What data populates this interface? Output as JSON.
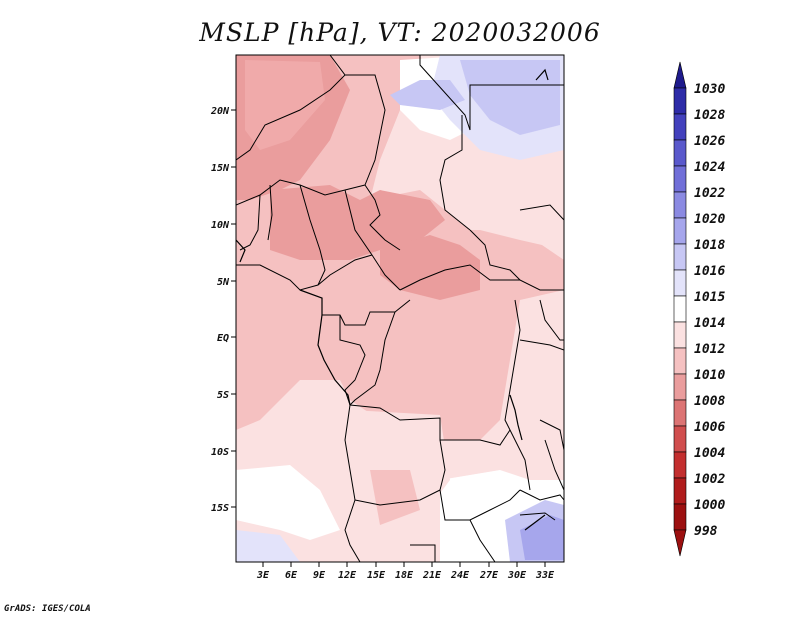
{
  "title": "MSLP [hPa], VT: 2020032006",
  "credit": "GrADS: IGES/COLA",
  "lat_ticks": [
    "20N",
    "15N",
    "10N",
    "5N",
    "EQ",
    "5S",
    "10S",
    "15S"
  ],
  "lon_ticks": [
    "3E",
    "6E",
    "9E",
    "12E",
    "15E",
    "18E",
    "21E",
    "24E",
    "27E",
    "30E",
    "33E"
  ],
  "colorbar": {
    "levels": [
      "1030",
      "1028",
      "1026",
      "1024",
      "1022",
      "1020",
      "1018",
      "1016",
      "1015",
      "1014",
      "1012",
      "1010",
      "1008",
      "1006",
      "1004",
      "1002",
      "1000",
      "998"
    ],
    "colors": [
      "#1e1a8c",
      "#2e2ca8",
      "#4341bd",
      "#5a59cc",
      "#716fd8",
      "#8b8ae2",
      "#a6a6ec",
      "#c7c7f4",
      "#e3e3fa",
      "#ffffff",
      "#fbe1e1",
      "#f5c1c1",
      "#ea9d9d",
      "#dc7474",
      "#d04e4e",
      "#c32f2f",
      "#b01c1c",
      "#9c1010"
    ]
  },
  "map": {
    "variable": "MSLP",
    "units": "hPa",
    "valid_time": "2020032006"
  }
}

+++

**INSTRUCTIONS TO FOLLOW:** Each line of the data should be quoted exactly, with pictures left out.

**TASK OUTPUT:**
What data populates this interface? Output as JSON.
{
  "title": "MSLP [hPa], VT: 2020032006",
  "credit": "GrADS: IGES/COLA",
  "lat_ticks": [
    "20N",
    "15N",
    "10N",
    "5N",
    "EQ",
    "5S",
    "10S",
    "15S"
  ],
  "lon_ticks": [
    "3E",
    "6E",
    "9E",
    "12E",
    "15E",
    "18E",
    "21E",
    "24E",
    "27E",
    "30E",
    "33E"
  ],
  "colorbar": {
    "levels": [
      "1030",
      "1028",
      "1026",
      "1024",
      "1022",
      "1020",
      "1018",
      "1016",
      "1015",
      "1014",
      "1012",
      "1010",
      "1008",
      "1006",
      "1004",
      "1002",
      "1000",
      "998"
    ],
    "colors": [
      "#1e1a8c",
      "#2e2ca8",
      "#4341bd",
      "#5a59cc",
      "#716fd8",
      "#8b8ae2",
      "#a6a6ec",
      "#c7c7f4",
      "#e3e3fa",
      "#ffffff",
      "#fbe1e1",
      "#f5c1c1",
      "#ea9d9d",
      "#dc7474",
      "#d04e4e",
      "#c32f2f",
      "#b01c1c",
      "#9c1010"
    ]
  },
  "map": {
    "variable": "MSLP",
    "units": "hPa",
    "valid_time": "2020032006"
  }
}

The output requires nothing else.